_What is expected:_ Would it be possible to write out each entry below exactly, without the pictures?

Dataset entries

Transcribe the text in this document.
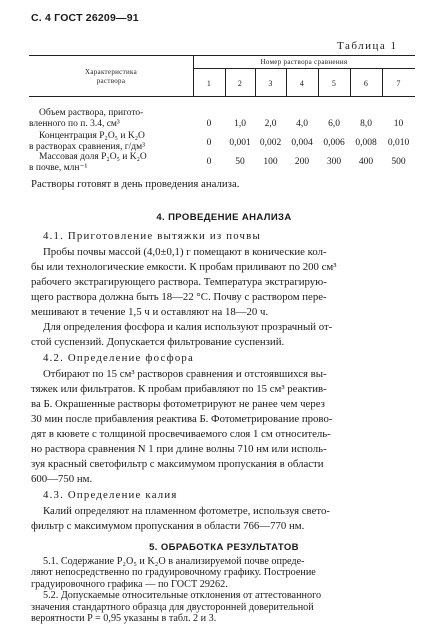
С. 4 ГОСТ 26209—91
Таблица 1
Характеристика
раствора
Номер раствора сравнения
1	2	3	4	5	6	7
Объем раствора, пригото-
вленного по п. 3.4, см³	0	1,0	2,0	4,0	6,0	8,0	10
Концентрация P₂O₅ и K₂O
в растворах сравнения, г/дм³	0	0,001 0,002	0,004	0,006	0,008	0,010
Массовая доля P₂O₅ и K₂O
в почве, млн⁻¹
0	50	100	200	300	400	500
Растворы готовят в день проведения анализа.
4. ПРОВЕДЕНИЕ АНАЛИЗА
4.1. Приготовление вытяжки из почвы
Пробы почвы массой (4,0±0,1) г помещают в конические кол-
бы или технологические емкости. К пробам приливают по 200 см³
рабочего экстрагирующего раствора. Температура экстрагирую-
щего раствора должна быть 18—22 °С. Почву с раствором пере-
мешивают в течение 1,5 ч и оставляют на 18—20 ч.
Для определения фосфора и калия используют прозрачный от-
стой суспензий. Допускается фильтрование суспензий.
4.2. Определение фосфора
Отбирают по 15 см³ растворов сравнения и отстоявшихся вы-
тяжек или фильтратов. К пробам прибавляют по 15 см³ реактив-
ва Б. Окрашенные растворы фотометрируют не ранее чем через
30 мин после прибавления реактива Б. Фотометрирование прово-
дят в кювете с толщиной просвечиваемого слоя 1 см относитель-
но раствора сравнения N 1 при длине волны 710 нм или исполь-
зуя красный светофильтр с максимумом пропускания в области
600—750 нм.
4.3. Определение калия
Калий определяют на пламенном фотометре, используя свето-
фильтр с максимумом пропускания в области 766—770 нм.
5. ОБРАБОТКА РЕЗУЛЬТАТОВ
5.1. Содержание P₂O₅ и K₂O в анализируемой почве опреде-
ляют непосредственно по градуировочному графику. Построение
градуировочного графика — по ГОСТ 29262.
5.2. Допускаемые относительные отклонения от аттестованного
значения стандартного образца для двусторонней доверительной
вероятности P = 0,95 указаны в табл. 2 и 3.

_Response:_
Transcribe the text in this document.
С. 4 ГОСТ 26209—91
Таблица 1
Характеристика
раствора
Номер раствора сравнения
1	2	3	4	5	6	7
Объем раствора, пригото-
вленного по п. 3.4, см³	0	1,0	2,0	4,0	6,0	8,0	10
Концентрация P₂O₅ и K₂O
в растворах сравнения, г/дм³	0	0,001 0,002	0,004	0,006	0,008	0,010
Массовая доля P₂O₅ и K₂O
в почве, млн⁻¹
0	50	100	200	300	400	500
Растворы готовят в день проведения анализа.
4. ПРОВЕДЕНИЕ АНАЛИЗА
4.1. Приготовление вытяжки из почвы
Пробы почвы массой (4,0±0,1) г помещают в конические кол-
бы или технологические емкости. К пробам приливают по 200 см³
рабочего экстрагирующего раствора. Температура экстрагирую-
щего раствора должна быть 18—22 °С. Почву с раствором пере-
мешивают в течение 1,5 ч и оставляют на 18—20 ч.
Для определения фосфора и калия используют прозрачный от-
стой суспензий. Допускается фильтрование суспензий.
4.2. Определение фосфора
Отбирают по 15 см³ растворов сравнения и отстоявшихся вы-
тяжек или фильтратов. К пробам прибавляют по 15 см³ реактив-
ва Б. Окрашенные растворы фотометрируют не ранее чем через
30 мин после прибавления реактива Б. Фотометрирование прово-
дят в кювете с толщиной просвечиваемого слоя 1 см относитель-
но раствора сравнения N 1 при длине волны 710 нм или исполь-
зуя красный светофильтр с максимумом пропускания в области
600—750 нм.
4.3. Определение калия
Калий определяют на пламенном фотометре, используя свето-
фильтр с максимумом пропускания в области 766—770 нм.
5. ОБРАБОТКА РЕЗУЛЬТАТОВ
5.1. Содержание P₂O₅ и K₂O в анализируемой почве опреде-
ляют непосредственно по градуировочному графику. Построение
градуировочного графика — по ГОСТ 29262.
5.2. Допускаемые относительные отклонения от аттестованного
значения стандартного образца для двусторонней доверительной
вероятности P = 0,95 указаны в табл. 2 и 3.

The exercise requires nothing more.